◆ **Problem to work on**: Output each line exactly as it appears, skipping any embedded picture.

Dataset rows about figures
-=-=-
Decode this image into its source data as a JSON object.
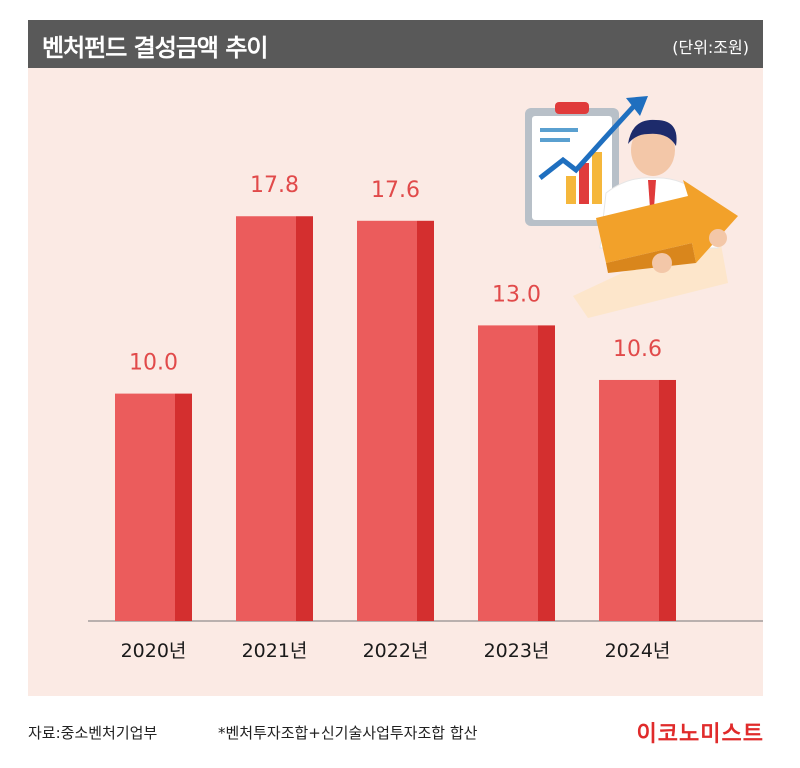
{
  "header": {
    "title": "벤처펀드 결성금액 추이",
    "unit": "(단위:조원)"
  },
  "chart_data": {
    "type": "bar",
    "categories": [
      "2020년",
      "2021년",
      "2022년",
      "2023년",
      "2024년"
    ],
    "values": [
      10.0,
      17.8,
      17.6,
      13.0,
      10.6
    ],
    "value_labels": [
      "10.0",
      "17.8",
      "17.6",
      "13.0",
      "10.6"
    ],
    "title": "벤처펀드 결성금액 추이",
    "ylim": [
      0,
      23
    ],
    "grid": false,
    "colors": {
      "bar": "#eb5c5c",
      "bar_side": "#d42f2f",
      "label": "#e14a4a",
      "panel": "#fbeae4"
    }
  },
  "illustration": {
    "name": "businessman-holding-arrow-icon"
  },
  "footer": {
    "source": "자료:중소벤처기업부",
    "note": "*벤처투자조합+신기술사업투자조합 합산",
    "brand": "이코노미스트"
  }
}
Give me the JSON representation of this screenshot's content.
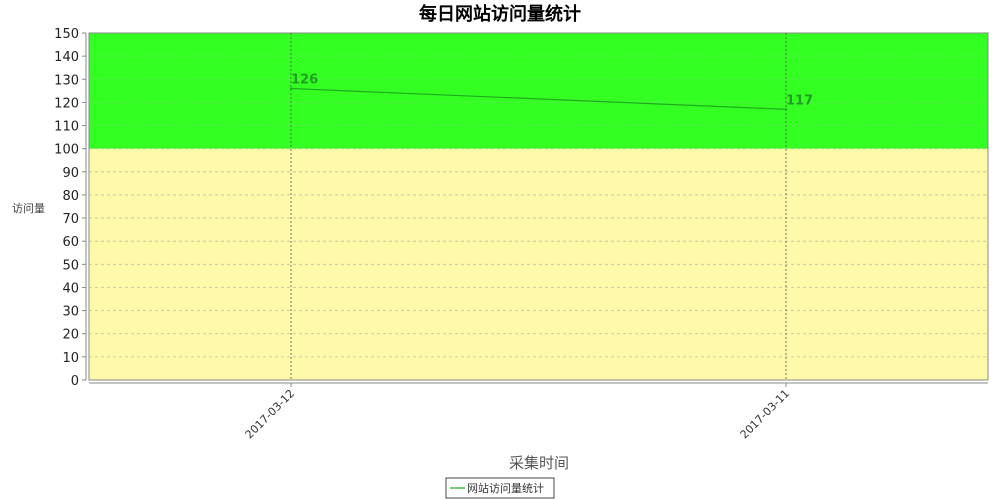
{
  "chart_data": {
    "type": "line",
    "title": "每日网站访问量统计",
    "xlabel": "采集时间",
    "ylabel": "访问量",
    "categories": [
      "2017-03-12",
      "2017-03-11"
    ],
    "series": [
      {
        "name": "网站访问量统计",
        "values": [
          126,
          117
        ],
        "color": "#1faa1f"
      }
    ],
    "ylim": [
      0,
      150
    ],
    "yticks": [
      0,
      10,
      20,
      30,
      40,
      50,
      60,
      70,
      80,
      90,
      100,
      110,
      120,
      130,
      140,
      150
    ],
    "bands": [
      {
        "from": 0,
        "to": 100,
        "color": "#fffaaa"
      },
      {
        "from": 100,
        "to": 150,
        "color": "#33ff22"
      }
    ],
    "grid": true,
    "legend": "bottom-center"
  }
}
-=-=-
◆ **Exercise solution**:
Decode this image into its source data as a JSON object.
{
  "header": {
    "title": "벤처펀드 결성금액 추이",
    "unit": "(단위:조원)"
  },
  "chart_data": {
    "type": "bar",
    "categories": [
      "2020년",
      "2021년",
      "2022년",
      "2023년",
      "2024년"
    ],
    "values": [
      10.0,
      17.8,
      17.6,
      13.0,
      10.6
    ],
    "value_labels": [
      "10.0",
      "17.8",
      "17.6",
      "13.0",
      "10.6"
    ],
    "title": "벤처펀드 결성금액 추이",
    "ylim": [
      0,
      23
    ],
    "grid": false,
    "colors": {
      "bar": "#eb5c5c",
      "bar_side": "#d42f2f",
      "label": "#e14a4a",
      "panel": "#fbeae4"
    }
  },
  "illustration": {
    "name": "businessman-holding-arrow-icon"
  },
  "footer": {
    "source": "자료:중소벤처기업부",
    "note": "*벤처투자조합+신기술사업투자조합 합산",
    "brand": "이코노미스트"
  }
}
Give me the JSON representation of this screenshot's content.
{
  "chart_data": {
    "type": "line",
    "title": "每日网站访问量统计",
    "xlabel": "采集时间",
    "ylabel": "访问量",
    "categories": [
      "2017-03-12",
      "2017-03-11"
    ],
    "series": [
      {
        "name": "网站访问量统计",
        "values": [
          126,
          117
        ],
        "color": "#1faa1f"
      }
    ],
    "ylim": [
      0,
      150
    ],
    "yticks": [
      0,
      10,
      20,
      30,
      40,
      50,
      60,
      70,
      80,
      90,
      100,
      110,
      120,
      130,
      140,
      150
    ],
    "bands": [
      {
        "from": 0,
        "to": 100,
        "color": "#fffaaa"
      },
      {
        "from": 100,
        "to": 150,
        "color": "#33ff22"
      }
    ],
    "grid": true,
    "legend": "bottom-center"
  }
}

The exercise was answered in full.